Exercise brief: Extract all lines that hold "Bytyçi" from the records below.

Material supplied:
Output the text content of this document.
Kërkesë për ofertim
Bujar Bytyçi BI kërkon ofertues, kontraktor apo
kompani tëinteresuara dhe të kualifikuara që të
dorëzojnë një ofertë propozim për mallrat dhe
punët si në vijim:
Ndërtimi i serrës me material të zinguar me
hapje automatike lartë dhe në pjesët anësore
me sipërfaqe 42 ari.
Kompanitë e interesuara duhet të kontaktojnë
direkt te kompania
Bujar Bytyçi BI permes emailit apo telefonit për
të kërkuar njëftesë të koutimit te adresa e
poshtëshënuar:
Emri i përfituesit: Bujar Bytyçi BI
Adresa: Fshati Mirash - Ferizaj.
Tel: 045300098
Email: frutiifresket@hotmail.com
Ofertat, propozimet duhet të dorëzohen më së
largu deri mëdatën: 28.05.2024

Expected output:
Bujar Bytyçi BI kërkon ofertues, kontraktor apo
Bujar Bytyçi BI permes emailit apo telefonit për
Emri i përfituesit: Bujar Bytyçi BI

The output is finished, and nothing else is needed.